◆ **Exercise brief**
Send each entry back exactly as given, pictures excluded.

◆ **Material provided**
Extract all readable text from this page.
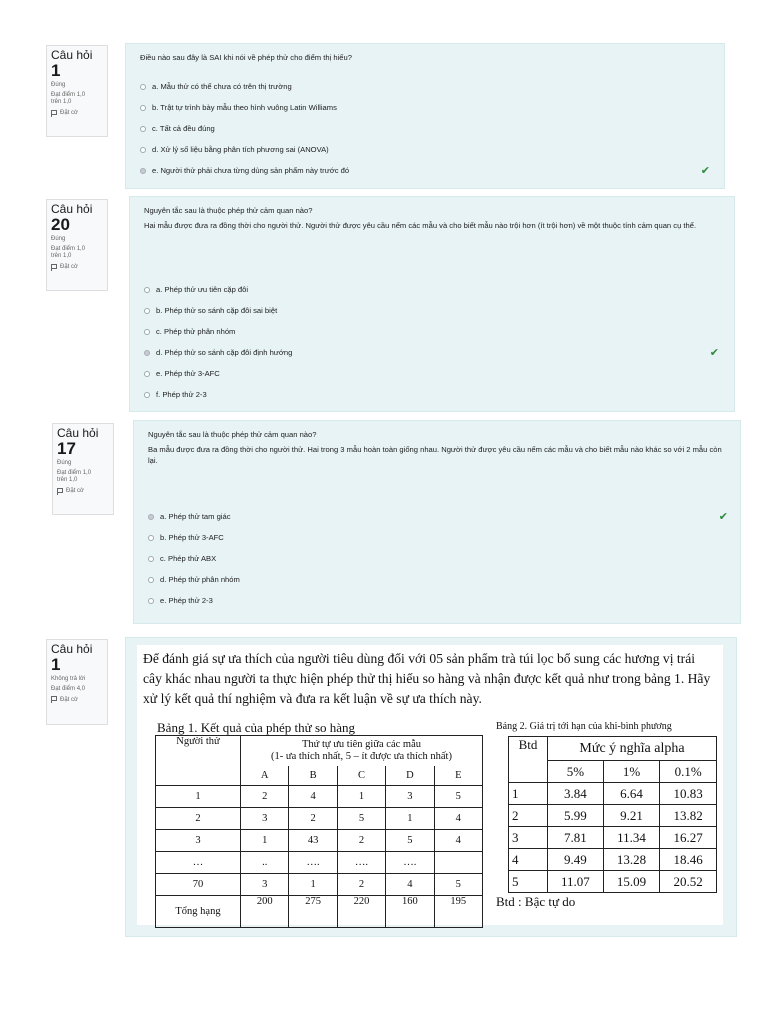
Câu hỏi
1
Đúng
Đạt điểm 1,0
trên 1,0
Đặt cờ

Điều nào sau đây là SAI khi nói về phép thử cho điểm thị hiếu?

a. Mẫu thử có thể chưa có trên thị trường
b. Trật tự trình bày mẫu theo hình vuông Latin Williams
c. Tất cả đều đúng
d. Xử lý số liệu bằng phân tích phương sai (ANOVA)
e. Người thử phải chưa từng dùng sản phẩm này trước đó	✔
Câu hỏi
20
Đúng
Đạt điểm 1,0
trên 1,0
Đặt cờ

Nguyên tắc sau là thuộc phép thử cảm quan nào?

Hai mẫu được đưa ra đồng thời cho người thử. Người thử được yêu cầu nếm các mẫu và cho biết mẫu nào trội hơn (ít trội hơn) về một thuộc tính cảm quan cụ thể.

a. Phép thử ưu tiên cặp đôi
b. Phép thử so sánh cặp đôi sai biệt
c. Phép thử phân nhóm
d. Phép thử so sánh cặp đôi định hướng	✔
e. Phép thử 3-AFC
f. Phép thử 2-3
Câu hỏi
17
Đúng
Đạt điểm 1,0
trên 1,0
Đặt cờ

Nguyên tắc sau là thuộc phép thử cảm quan nào?

Ba mẫu được đưa ra đồng thời cho người thử. Hai trong 3 mẫu hoàn toàn giống nhau. Người thử được yêu cầu nếm các mẫu và cho biết mẫu nào khác so với 2 mẫu còn lại.

a. Phép thử tam giác	✔
b. Phép thử 3-AFC
c. Phép thử ABX
d. Phép thử phân nhóm
e. Phép thử 2-3
Câu hỏi
1
Không trả lời
Đạt điểm 4,0
Đặt cờ

Để đánh giá sự ưa thích của người tiêu dùng đối với 05 sản phẩm trà túi lọc bổ sung các hương vị trái cây khác nhau người ta thực hiện phép thử thị hiếu so hàng và nhận được kết quả như trong bảng 1. Hãy xử lý kết quả thí nghiệm và đưa ra kết luận về sự ưa thích này.

Bảng 1. Kết quả của phép thử so hàng	Bảng 2. Giá trị tới hạn của khi-bình phương
Người thử	Thứ tự ưu tiên giữa các mẫu
(1- ưa thích nhất, 5 – ít được ưa thích nhất)				
	A	B	C	D	E
1	2	4	1	3	5
2	3	2	5	1	4
3	1	43	2	5	4
…	..	….	….	….	
70	3	1	2	4	5
Tổng hạng	200	275	220	160	195
Btd	Mức ý nghĩa alpha		
	5%	1%	0.1%
1	3.84	6.64	10.83
2	5.99	9.21	13.82
3	7.81	11.34	16.27
4	9.49	13.28	18.46
5	11.07	15.09	20.52
Btd : Bậc tự do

◆ **Written solution**
Extract all readable text from this page.
Câu hỏi
1
Đúng
Đạt điểm 1,0
trên 1,0
Đặt cờ

Điều nào sau đây là SAI khi nói về phép thử cho điểm thị hiếu?

a. Mẫu thử có thể chưa có trên thị trường
b. Trật tự trình bày mẫu theo hình vuông Latin Williams
c. Tất cả đều đúng
d. Xử lý số liệu bằng phân tích phương sai (ANOVA)
e. Người thử phải chưa từng dùng sản phẩm này trước đó	✔
Câu hỏi
20
Đúng
Đạt điểm 1,0
trên 1,0
Đặt cờ

Nguyên tắc sau là thuộc phép thử cảm quan nào?

Hai mẫu được đưa ra đồng thời cho người thử. Người thử được yêu cầu nếm các mẫu và cho biết mẫu nào trội hơn (ít trội hơn) về một thuộc tính cảm quan cụ thể.

a. Phép thử ưu tiên cặp đôi
b. Phép thử so sánh cặp đôi sai biệt
c. Phép thử phân nhóm
d. Phép thử so sánh cặp đôi định hướng	✔
e. Phép thử 3-AFC
f. Phép thử 2-3
Câu hỏi
17
Đúng
Đạt điểm 1,0
trên 1,0
Đặt cờ

Nguyên tắc sau là thuộc phép thử cảm quan nào?

Ba mẫu được đưa ra đồng thời cho người thử. Hai trong 3 mẫu hoàn toàn giống nhau. Người thử được yêu cầu nếm các mẫu và cho biết mẫu nào khác so với 2 mẫu còn lại.

a. Phép thử tam giác	✔
b. Phép thử 3-AFC
c. Phép thử ABX
d. Phép thử phân nhóm
e. Phép thử 2-3
Câu hỏi
1
Không trả lời
Đạt điểm 4,0
Đặt cờ

Để đánh giá sự ưa thích của người tiêu dùng đối với 05 sản phẩm trà túi lọc bổ sung các hương vị trái cây khác nhau người ta thực hiện phép thử thị hiếu so hàng và nhận được kết quả như trong bảng 1. Hãy xử lý kết quả thí nghiệm và đưa ra kết luận về sự ưa thích này.

Bảng 1. Kết quả của phép thử so hàng	Bảng 2. Giá trị tới hạn của khi-bình phương
Người thử	Thứ tự ưu tiên giữa các mẫu
(1- ưa thích nhất, 5 – ít được ưa thích nhất)				
	A	B	C	D	E
1	2	4	1	3	5
2	3	2	5	1	4
3	1	43	2	5	4
…	..	….	….	….	
70	3	1	2	4	5
Tổng hạng	200	275	220	160	195
Btd	Mức ý nghĩa alpha		
	5%	1%	0.1%
1	3.84	6.64	10.83
2	5.99	9.21	13.82
3	7.81	11.34	16.27
4	9.49	13.28	18.46
5	11.07	15.09	20.52
Btd : Bậc tự do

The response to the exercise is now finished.